• _Instruction_
Nothing should be left out: output all of the entries exactly.

══ Data to use ══

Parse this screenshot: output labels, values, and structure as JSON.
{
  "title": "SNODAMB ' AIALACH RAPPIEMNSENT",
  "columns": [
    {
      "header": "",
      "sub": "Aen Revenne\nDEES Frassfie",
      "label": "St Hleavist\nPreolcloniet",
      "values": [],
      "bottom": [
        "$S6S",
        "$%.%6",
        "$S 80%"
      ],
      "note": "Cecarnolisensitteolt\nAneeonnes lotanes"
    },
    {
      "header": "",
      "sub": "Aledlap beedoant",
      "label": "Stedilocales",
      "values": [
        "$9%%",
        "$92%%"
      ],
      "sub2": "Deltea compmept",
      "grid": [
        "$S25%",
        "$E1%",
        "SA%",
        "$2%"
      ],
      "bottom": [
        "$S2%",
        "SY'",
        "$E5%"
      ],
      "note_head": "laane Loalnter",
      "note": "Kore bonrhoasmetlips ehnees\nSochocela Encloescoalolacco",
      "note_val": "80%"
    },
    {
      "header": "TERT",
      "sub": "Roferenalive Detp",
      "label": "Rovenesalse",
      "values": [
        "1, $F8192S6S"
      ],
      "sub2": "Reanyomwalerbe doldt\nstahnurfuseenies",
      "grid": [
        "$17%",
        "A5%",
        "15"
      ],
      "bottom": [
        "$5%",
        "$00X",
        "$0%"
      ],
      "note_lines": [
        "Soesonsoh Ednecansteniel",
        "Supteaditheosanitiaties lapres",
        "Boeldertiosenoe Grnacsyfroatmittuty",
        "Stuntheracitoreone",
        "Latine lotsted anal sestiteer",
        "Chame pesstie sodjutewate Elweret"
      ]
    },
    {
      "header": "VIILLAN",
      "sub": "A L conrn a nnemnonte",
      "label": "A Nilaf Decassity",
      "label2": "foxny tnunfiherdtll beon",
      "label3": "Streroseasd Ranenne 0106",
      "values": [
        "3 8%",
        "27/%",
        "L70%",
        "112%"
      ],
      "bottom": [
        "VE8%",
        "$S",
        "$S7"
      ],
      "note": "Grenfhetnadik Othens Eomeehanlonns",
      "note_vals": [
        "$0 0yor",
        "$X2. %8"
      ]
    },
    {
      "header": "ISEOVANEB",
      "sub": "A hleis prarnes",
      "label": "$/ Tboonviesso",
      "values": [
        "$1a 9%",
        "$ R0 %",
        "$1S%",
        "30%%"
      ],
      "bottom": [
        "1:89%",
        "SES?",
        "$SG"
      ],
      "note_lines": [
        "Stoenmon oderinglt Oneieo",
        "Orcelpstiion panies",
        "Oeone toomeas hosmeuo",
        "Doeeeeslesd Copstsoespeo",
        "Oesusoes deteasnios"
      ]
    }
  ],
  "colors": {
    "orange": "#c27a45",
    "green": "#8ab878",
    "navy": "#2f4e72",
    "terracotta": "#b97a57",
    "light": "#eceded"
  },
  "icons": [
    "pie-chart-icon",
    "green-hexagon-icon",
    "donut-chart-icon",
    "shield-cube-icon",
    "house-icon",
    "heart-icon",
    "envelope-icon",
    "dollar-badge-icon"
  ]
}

═══

• _Answer to the problem_
Parse this screenshot: output labels, values, and structure as JSON.
{
  "title": "SNODAMB ' AIALACH RAPPIEMNSENT",
  "columns": [
    {
      "header": "",
      "sub": "Aen Revenne\nDEES Frassfie",
      "label": "St Hleavist\nPreolcloniet",
      "values": [],
      "bottom": [
        "$S6S",
        "$%.%6",
        "$S 80%"
      ],
      "note": "Cecarnolisensitteolt\nAneeonnes lotanes"
    },
    {
      "header": "",
      "sub": "Aledlap beedoant",
      "label": "Stedilocales",
      "values": [
        "$9%%",
        "$92%%"
      ],
      "sub2": "Deltea compmept",
      "grid": [
        "$S25%",
        "$E1%",
        "SA%",
        "$2%"
      ],
      "bottom": [
        "$S2%",
        "SY'",
        "$E5%"
      ],
      "note_head": "laane Loalnter",
      "note": "Kore bonrhoasmetlips ehnees\nSochocela Encloescoalolacco",
      "note_val": "80%"
    },
    {
      "header": "TERT",
      "sub": "Roferenalive Detp",
      "label": "Rovenesalse",
      "values": [
        "1, $F8192S6S"
      ],
      "sub2": "Reanyomwalerbe doldt\nstahnurfuseenies",
      "grid": [
        "$17%",
        "A5%",
        "15"
      ],
      "bottom": [
        "$5%",
        "$00X",
        "$0%"
      ],
      "note_lines": [
        "Soesonsoh Ednecansteniel",
        "Supteaditheosanitiaties lapres",
        "Boeldertiosenoe Grnacsyfroatmittuty",
        "Stuntheracitoreone",
        "Latine lotsted anal sestiteer",
        "Chame pesstie sodjutewate Elweret"
      ]
    },
    {
      "header": "VIILLAN",
      "sub": "A L conrn a nnemnonte",
      "label": "A Nilaf Decassity",
      "label2": "foxny tnunfiherdtll beon",
      "label3": "Streroseasd Ranenne 0106",
      "values": [
        "3 8%",
        "27/%",
        "L70%",
        "112%"
      ],
      "bottom": [
        "VE8%",
        "$S",
        "$S7"
      ],
      "note": "Grenfhetnadik Othens Eomeehanlonns",
      "note_vals": [
        "$0 0yor",
        "$X2. %8"
      ]
    },
    {
      "header": "ISEOVANEB",
      "sub": "A hleis prarnes",
      "label": "$/ Tboonviesso",
      "values": [
        "$1a 9%",
        "$ R0 %",
        "$1S%",
        "30%%"
      ],
      "bottom": [
        "1:89%",
        "SES?",
        "$SG"
      ],
      "note_lines": [
        "Stoenmon oderinglt Oneieo",
        "Orcelpstiion panies",
        "Oeone toomeas hosmeuo",
        "Doeeeeslesd Copstsoespeo",
        "Oesusoes deteasnios"
      ]
    }
  ],
  "colors": {
    "orange": "#c27a45",
    "green": "#8ab878",
    "navy": "#2f4e72",
    "terracotta": "#b97a57",
    "light": "#eceded"
  },
  "icons": [
    "pie-chart-icon",
    "green-hexagon-icon",
    "donut-chart-icon",
    "shield-cube-icon",
    "house-icon",
    "heart-icon",
    "envelope-icon",
    "dollar-badge-icon"
  ]
}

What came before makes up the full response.